→ **Records for the task**:

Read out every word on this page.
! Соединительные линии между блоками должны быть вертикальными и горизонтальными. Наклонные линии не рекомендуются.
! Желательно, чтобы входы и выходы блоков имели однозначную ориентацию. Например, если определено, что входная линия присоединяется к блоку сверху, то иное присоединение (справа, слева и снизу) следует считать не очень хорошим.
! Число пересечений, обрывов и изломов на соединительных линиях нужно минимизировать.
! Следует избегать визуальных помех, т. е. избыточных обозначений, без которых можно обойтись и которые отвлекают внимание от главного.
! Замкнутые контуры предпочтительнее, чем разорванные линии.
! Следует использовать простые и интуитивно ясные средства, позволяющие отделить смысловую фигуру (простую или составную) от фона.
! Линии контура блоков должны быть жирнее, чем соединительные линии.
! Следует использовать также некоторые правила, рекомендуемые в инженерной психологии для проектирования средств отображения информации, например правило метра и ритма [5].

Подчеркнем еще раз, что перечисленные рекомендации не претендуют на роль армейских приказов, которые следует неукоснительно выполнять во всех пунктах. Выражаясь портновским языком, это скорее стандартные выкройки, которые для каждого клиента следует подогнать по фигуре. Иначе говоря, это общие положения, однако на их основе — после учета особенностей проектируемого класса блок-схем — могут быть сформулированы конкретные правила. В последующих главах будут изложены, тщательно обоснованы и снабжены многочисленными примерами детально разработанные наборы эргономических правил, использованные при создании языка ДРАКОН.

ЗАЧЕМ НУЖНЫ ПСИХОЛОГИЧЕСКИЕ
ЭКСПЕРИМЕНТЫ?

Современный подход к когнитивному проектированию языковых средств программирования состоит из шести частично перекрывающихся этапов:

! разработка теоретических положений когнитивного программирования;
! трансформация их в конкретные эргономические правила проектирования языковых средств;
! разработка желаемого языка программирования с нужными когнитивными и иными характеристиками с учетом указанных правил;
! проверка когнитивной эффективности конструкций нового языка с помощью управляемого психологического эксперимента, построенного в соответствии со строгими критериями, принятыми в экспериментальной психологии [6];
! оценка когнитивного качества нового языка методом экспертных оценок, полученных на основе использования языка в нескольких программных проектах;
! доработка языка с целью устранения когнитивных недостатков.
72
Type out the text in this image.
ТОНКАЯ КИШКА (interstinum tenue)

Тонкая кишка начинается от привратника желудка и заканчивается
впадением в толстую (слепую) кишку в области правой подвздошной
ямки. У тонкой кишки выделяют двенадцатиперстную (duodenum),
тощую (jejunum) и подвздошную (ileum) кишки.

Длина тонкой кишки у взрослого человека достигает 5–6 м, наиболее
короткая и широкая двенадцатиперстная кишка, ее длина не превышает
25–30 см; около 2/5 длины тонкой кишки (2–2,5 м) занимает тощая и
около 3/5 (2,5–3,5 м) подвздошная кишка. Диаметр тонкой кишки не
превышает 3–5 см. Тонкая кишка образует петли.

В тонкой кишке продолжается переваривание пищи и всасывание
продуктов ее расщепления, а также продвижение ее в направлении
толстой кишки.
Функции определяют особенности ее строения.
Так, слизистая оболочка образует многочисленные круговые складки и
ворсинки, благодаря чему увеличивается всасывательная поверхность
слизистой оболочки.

→ **Problem to work on**: Word for word, write out all of the data above.

→ **Task solution**:
Read out every word on this page.
! Соединительные линии между блоками должны быть вертикальными и горизонтальными. Наклонные линии не рекомендуются.
! Желательно, чтобы входы и выходы блоков имели однозначную ориентацию. Например, если определено, что входная линия присоединяется к блоку сверху, то иное присоединение (справа, слева и снизу) следует считать не очень хорошим.
! Число пересечений, обрывов и изломов на соединительных линиях нужно минимизировать.
! Следует избегать визуальных помех, т. е. избыточных обозначений, без которых можно обойтись и которые отвлекают внимание от главного.
! Замкнутые контуры предпочтительнее, чем разорванные линии.
! Следует использовать простые и интуитивно ясные средства, позволяющие отделить смысловую фигуру (простую или составную) от фона.
! Линии контура блоков должны быть жирнее, чем соединительные линии.
! Следует использовать также некоторые правила, рекомендуемые в инженерной психологии для проектирования средств отображения информации, например правило метра и ритма [5].

Подчеркнем еще раз, что перечисленные рекомендации не претендуют на роль армейских приказов, которые следует неукоснительно выполнять во всех пунктах. Выражаясь портновским языком, это скорее стандартные выкройки, которые для каждого клиента следует подогнать по фигуре. Иначе говоря, это общие положения, однако на их основе — после учета особенностей проектируемого класса блок-схем — могут быть сформулированы конкретные правила. В последующих главах будут изложены, тщательно обоснованы и снабжены многочисленными примерами детально разработанные наборы эргономических правил, использованные при создании языка ДРАКОН.

ЗАЧЕМ НУЖНЫ ПСИХОЛОГИЧЕСКИЕ
ЭКСПЕРИМЕНТЫ?

Современный подход к когнитивному проектированию языковых средств программирования состоит из шести частично перекрывающихся этапов:

! разработка теоретических положений когнитивного программирования;
! трансформация их в конкретные эргономические правила проектирования языковых средств;
! разработка желаемого языка программирования с нужными когнитивными и иными характеристиками с учетом указанных правил;
! проверка когнитивной эффективности конструкций нового языка с помощью управляемого психологического эксперимента, построенного в соответствии со строгими критериями, принятыми в экспериментальной психологии [6];
! оценка когнитивного качества нового языка методом экспертных оценок, полученных на основе использования языка в нескольких программных проектах;
! доработка языка с целью устранения когнитивных недостатков.
72
Type out the text in this image.
ТОНКАЯ КИШКА (interstinum tenue)

Тонкая кишка начинается от привратника желудка и заканчивается
впадением в толстую (слепую) кишку в области правой подвздошной
ямки. У тонкой кишки выделяют двенадцатиперстную (duodenum),
тощую (jejunum) и подвздошную (ileum) кишки.

Длина тонкой кишки у взрослого человека достигает 5–6 м, наиболее
короткая и широкая двенадцатиперстная кишка, ее длина не превышает
25–30 см; около 2/5 длины тонкой кишки (2–2,5 м) занимает тощая и
около 3/5 (2,5–3,5 м) подвздошная кишка. Диаметр тонкой кишки не
превышает 3–5 см. Тонкая кишка образует петли.

В тонкой кишке продолжается переваривание пищи и всасывание
продуктов ее расщепления, а также продвижение ее в направлении
толстой кишки.
Функции определяют особенности ее строения.
Так, слизистая оболочка образует многочисленные круговые складки и
ворсинки, благодаря чему увеличивается всасывательная поверхность
слизистой оболочки.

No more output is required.